begin Records for the exercise

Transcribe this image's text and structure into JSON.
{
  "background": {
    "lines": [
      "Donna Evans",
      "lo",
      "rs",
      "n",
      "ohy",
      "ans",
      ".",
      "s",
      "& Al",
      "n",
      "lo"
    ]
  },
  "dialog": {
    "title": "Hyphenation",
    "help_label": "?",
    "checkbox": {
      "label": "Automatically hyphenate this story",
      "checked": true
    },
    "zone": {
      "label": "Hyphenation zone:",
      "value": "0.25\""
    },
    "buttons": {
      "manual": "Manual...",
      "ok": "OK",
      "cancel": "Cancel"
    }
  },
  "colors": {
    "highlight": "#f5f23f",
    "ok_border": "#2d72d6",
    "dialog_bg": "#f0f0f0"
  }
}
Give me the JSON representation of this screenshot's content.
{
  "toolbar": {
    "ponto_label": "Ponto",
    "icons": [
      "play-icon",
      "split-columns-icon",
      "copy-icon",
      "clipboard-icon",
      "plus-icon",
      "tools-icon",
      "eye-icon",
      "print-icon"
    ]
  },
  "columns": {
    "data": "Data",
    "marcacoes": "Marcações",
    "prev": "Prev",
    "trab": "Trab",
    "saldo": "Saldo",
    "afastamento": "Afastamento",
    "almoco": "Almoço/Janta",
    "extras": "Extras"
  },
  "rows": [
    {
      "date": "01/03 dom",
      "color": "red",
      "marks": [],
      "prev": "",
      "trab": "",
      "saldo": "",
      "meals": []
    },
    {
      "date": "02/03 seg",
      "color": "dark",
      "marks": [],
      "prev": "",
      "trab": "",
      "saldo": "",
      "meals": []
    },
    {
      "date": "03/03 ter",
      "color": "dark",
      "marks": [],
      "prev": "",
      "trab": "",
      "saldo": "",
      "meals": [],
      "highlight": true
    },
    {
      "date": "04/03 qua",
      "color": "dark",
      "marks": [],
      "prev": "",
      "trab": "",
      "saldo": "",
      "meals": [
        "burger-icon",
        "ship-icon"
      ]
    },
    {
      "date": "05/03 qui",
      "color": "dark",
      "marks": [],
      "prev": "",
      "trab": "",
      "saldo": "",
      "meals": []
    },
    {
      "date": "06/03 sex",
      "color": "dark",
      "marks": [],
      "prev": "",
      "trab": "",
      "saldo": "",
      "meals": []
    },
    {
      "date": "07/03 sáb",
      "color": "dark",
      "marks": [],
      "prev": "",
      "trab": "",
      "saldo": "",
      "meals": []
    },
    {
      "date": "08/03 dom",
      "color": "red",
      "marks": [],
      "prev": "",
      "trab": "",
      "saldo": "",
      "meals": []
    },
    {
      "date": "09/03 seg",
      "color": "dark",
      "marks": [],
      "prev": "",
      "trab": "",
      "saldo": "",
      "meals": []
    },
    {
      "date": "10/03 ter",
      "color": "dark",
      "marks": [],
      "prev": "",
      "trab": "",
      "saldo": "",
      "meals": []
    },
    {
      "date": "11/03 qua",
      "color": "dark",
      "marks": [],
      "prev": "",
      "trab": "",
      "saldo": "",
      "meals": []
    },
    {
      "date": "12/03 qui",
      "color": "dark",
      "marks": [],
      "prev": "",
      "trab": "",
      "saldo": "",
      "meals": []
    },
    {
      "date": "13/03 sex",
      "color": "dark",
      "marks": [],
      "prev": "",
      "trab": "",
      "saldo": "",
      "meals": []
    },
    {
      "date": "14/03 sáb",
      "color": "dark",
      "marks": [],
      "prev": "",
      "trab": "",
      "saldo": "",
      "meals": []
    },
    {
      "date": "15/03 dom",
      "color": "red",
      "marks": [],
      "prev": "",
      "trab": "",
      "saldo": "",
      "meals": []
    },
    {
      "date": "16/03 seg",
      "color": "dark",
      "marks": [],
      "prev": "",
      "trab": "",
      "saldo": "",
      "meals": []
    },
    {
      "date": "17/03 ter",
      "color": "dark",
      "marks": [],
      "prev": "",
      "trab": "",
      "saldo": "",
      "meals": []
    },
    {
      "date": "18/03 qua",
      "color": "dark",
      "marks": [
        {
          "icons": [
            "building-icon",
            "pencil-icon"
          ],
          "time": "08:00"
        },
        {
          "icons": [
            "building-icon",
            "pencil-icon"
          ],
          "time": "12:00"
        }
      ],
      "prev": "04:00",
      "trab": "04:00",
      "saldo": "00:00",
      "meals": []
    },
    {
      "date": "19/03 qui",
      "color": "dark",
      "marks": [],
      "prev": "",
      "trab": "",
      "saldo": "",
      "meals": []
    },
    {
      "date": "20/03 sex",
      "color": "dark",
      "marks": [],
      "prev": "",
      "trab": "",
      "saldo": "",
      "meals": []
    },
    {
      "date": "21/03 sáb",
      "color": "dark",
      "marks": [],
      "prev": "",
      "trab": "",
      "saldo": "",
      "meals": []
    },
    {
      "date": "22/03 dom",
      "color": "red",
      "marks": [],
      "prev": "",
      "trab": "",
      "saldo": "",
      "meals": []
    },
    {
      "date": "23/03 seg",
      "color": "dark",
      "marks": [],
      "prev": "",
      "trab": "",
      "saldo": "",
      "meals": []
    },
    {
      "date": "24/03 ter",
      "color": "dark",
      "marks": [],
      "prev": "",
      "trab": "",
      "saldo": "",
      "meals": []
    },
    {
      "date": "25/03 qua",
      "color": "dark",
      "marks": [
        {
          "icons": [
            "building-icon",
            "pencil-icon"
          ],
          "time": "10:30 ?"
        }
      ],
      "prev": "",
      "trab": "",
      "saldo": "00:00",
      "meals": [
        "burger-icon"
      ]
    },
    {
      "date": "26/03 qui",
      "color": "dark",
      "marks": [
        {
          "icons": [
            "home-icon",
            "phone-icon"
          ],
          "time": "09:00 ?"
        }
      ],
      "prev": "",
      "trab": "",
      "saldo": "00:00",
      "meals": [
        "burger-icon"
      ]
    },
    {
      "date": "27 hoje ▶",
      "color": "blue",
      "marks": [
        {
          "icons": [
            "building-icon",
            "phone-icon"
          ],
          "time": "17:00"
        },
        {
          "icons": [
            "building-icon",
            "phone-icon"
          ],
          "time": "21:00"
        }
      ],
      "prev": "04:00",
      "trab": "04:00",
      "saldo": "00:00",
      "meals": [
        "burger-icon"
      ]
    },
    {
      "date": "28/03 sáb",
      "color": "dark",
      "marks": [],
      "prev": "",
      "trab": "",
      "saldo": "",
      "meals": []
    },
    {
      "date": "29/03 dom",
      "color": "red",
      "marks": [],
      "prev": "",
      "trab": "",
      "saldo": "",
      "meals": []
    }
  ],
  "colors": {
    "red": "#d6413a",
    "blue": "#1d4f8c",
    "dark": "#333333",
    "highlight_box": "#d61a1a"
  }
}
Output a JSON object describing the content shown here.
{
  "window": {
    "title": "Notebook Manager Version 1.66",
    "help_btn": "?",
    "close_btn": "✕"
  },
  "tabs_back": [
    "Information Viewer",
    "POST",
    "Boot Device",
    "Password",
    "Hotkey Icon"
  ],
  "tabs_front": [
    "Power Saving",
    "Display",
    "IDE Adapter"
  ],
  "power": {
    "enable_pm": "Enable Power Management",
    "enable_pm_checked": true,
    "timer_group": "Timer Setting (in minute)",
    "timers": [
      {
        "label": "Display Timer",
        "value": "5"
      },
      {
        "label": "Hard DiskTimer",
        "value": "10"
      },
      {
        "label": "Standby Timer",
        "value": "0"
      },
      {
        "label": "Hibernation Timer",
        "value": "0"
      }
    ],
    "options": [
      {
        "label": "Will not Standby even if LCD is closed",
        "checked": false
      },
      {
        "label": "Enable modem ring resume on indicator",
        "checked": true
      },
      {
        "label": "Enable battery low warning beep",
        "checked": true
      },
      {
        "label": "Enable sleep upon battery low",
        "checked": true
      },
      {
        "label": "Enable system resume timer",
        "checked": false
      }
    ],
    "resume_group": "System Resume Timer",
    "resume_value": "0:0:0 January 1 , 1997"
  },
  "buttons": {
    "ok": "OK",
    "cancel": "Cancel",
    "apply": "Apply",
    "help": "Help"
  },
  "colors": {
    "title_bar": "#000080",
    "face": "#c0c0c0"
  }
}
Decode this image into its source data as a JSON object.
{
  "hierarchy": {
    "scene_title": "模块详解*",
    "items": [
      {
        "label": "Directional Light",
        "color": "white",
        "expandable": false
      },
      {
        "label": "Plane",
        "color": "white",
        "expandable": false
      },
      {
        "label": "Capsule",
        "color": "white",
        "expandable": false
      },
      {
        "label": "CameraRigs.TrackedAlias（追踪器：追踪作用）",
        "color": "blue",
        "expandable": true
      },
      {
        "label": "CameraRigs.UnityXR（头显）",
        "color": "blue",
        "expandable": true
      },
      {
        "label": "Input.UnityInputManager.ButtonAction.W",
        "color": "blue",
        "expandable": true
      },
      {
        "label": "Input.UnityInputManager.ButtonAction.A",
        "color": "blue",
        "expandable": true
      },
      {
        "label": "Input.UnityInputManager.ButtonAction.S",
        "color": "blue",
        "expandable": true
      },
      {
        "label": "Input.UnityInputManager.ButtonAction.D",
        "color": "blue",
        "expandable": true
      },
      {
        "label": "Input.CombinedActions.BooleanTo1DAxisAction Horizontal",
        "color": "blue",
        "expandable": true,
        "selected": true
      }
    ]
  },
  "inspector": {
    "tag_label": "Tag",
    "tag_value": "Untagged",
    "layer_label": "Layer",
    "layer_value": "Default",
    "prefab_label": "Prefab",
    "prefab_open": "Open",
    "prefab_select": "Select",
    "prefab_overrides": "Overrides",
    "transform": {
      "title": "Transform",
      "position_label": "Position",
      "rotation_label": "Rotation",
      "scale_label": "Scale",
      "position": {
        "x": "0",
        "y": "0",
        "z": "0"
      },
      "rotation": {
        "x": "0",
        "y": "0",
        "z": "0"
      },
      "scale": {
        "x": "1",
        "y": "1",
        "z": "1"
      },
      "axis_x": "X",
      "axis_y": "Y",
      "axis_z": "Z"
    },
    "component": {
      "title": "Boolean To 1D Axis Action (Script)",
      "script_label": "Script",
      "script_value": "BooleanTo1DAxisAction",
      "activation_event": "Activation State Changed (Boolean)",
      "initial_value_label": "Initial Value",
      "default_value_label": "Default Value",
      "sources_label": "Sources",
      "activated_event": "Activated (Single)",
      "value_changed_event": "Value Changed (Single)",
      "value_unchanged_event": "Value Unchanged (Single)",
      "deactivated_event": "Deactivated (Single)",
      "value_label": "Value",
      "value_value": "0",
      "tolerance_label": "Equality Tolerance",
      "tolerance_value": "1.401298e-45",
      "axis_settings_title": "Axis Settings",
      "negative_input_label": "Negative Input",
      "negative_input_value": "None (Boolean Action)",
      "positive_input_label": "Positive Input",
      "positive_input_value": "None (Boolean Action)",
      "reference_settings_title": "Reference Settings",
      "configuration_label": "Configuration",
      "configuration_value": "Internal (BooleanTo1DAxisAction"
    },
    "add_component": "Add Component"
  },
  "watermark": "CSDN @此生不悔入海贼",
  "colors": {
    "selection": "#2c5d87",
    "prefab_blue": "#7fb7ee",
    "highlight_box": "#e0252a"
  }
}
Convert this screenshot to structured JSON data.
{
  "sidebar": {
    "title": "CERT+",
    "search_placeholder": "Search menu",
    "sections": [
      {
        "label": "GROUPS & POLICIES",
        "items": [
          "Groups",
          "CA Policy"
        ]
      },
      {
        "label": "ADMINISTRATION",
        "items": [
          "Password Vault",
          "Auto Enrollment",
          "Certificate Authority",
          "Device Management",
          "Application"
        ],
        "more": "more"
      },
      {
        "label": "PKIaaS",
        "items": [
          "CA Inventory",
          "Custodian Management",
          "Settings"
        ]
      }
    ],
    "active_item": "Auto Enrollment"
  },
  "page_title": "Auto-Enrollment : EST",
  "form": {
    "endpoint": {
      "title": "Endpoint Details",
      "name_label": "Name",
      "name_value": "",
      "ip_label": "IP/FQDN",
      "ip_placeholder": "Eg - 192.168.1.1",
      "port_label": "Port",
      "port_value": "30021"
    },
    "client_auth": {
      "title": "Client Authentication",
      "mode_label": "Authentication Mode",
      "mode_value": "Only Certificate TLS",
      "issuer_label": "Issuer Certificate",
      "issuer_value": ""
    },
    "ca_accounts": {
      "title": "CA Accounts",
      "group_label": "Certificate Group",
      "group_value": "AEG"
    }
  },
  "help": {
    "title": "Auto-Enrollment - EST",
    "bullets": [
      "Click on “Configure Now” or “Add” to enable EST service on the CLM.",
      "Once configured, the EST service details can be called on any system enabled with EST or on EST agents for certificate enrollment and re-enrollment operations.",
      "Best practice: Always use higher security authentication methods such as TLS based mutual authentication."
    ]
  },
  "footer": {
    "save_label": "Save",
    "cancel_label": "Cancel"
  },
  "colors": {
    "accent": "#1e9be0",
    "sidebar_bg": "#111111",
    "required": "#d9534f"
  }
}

end Records for the exercise

### [Problem requirements]
In the records above, find each line that holds the word "data"; copy all such lines.

### [Finished answer]
    "data": "Data",
Decode this image into its source data as a JSON object.
Convert this screenshot to structured JSON data.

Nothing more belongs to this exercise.